▶ _WORK INSTRUCTIONS_
Copy out all lines that hold "What".

▶ _EXCERPTED RECORDS_
•••
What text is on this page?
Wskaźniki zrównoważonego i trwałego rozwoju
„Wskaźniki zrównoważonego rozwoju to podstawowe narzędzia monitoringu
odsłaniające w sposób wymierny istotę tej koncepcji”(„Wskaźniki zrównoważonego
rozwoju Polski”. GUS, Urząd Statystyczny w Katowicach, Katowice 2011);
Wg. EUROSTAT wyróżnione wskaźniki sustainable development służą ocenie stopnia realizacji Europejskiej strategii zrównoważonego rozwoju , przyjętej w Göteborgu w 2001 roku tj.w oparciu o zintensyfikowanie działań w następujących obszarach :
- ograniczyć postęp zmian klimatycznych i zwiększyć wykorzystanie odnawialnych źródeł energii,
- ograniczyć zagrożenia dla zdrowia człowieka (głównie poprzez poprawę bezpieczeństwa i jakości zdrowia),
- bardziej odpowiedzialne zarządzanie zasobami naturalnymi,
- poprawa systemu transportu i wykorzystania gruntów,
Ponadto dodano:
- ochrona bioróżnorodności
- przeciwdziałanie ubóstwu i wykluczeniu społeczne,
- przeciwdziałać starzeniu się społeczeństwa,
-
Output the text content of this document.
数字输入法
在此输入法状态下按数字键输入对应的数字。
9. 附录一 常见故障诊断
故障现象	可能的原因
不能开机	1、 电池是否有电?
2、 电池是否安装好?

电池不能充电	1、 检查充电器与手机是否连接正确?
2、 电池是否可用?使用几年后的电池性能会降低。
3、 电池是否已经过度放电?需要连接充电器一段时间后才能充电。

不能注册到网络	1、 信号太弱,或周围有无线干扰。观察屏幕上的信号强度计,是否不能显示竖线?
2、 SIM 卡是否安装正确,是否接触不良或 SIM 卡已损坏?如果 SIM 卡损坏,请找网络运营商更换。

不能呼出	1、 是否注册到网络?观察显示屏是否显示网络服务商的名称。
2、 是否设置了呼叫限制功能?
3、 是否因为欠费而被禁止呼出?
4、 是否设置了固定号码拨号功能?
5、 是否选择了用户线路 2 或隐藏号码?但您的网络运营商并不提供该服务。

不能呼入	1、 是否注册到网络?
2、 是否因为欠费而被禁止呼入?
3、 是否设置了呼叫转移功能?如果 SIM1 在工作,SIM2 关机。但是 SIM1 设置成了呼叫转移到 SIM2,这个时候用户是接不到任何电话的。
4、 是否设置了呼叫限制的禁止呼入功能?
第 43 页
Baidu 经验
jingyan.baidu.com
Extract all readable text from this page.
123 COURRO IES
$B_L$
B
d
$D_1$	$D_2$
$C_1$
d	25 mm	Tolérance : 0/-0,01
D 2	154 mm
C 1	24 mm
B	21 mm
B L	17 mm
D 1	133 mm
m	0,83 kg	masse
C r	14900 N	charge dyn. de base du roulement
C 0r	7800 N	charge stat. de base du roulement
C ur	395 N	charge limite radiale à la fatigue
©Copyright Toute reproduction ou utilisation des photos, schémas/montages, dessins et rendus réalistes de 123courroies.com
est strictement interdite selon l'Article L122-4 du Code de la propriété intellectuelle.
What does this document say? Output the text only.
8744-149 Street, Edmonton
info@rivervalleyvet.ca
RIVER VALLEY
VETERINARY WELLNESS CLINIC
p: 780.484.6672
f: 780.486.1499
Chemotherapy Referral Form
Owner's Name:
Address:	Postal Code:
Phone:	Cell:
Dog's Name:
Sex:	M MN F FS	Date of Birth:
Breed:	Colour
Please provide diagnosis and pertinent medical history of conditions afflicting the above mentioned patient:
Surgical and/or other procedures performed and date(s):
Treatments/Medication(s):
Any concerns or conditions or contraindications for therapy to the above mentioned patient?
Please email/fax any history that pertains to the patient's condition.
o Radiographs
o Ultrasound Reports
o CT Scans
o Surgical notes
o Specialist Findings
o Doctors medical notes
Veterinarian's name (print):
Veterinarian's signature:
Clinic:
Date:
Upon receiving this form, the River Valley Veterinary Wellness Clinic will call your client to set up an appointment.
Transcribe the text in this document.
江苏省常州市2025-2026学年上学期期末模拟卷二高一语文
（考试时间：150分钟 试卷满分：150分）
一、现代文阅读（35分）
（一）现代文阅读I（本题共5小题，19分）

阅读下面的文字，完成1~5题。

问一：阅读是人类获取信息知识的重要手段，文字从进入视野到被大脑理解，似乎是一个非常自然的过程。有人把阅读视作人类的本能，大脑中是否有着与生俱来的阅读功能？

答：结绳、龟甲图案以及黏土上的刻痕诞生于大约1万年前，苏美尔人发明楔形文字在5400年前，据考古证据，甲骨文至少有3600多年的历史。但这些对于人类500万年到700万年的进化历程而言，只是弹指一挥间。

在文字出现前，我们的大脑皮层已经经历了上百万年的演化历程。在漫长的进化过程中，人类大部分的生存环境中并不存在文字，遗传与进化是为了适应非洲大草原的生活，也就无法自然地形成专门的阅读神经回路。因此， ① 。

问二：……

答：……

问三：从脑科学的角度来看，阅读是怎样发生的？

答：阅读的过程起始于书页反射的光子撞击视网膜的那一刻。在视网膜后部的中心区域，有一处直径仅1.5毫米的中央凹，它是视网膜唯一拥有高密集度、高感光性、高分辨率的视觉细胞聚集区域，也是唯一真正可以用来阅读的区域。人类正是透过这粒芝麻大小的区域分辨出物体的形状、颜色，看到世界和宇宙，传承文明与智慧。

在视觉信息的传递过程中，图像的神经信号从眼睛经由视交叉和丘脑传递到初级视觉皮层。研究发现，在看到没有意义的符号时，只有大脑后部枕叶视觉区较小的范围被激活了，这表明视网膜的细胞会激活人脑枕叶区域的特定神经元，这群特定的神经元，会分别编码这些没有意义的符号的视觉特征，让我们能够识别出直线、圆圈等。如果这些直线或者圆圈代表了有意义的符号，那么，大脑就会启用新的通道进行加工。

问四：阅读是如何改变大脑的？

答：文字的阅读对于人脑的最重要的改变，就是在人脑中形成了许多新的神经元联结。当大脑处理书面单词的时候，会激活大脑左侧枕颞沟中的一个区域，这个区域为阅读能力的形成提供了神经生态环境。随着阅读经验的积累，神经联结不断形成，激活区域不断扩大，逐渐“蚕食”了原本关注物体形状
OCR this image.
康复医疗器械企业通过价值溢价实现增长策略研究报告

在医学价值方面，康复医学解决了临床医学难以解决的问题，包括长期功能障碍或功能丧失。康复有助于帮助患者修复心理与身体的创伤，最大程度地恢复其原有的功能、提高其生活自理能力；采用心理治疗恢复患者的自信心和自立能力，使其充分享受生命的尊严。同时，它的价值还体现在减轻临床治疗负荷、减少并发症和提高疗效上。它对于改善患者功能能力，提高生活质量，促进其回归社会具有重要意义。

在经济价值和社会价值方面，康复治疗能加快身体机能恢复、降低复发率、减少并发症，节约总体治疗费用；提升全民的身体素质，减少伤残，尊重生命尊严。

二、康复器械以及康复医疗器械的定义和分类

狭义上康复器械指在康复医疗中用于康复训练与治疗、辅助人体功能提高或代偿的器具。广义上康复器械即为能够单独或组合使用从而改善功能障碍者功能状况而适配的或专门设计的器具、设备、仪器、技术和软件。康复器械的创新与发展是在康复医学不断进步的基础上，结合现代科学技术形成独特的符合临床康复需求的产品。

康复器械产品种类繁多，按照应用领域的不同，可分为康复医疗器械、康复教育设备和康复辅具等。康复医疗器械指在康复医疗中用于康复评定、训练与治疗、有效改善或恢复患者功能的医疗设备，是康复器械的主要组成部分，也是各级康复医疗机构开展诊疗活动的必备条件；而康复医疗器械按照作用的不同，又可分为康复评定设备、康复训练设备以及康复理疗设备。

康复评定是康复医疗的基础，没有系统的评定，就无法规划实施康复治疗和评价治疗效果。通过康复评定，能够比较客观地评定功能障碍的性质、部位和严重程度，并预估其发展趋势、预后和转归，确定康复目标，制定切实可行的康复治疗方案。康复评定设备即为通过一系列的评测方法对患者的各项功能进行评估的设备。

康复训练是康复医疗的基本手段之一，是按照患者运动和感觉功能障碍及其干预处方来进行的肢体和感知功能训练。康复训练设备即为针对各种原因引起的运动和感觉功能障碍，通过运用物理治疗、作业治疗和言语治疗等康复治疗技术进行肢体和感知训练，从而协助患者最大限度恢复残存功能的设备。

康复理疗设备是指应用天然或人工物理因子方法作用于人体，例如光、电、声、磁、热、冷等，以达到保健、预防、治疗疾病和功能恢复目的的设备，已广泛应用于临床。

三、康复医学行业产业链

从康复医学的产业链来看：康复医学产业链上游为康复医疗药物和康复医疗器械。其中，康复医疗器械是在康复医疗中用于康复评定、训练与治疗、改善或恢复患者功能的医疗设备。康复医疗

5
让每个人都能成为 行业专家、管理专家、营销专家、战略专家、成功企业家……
•••
▶ _RESPONSE TO THIS EXERCISE_
What text is on this page?
What does this document say? Output the text only.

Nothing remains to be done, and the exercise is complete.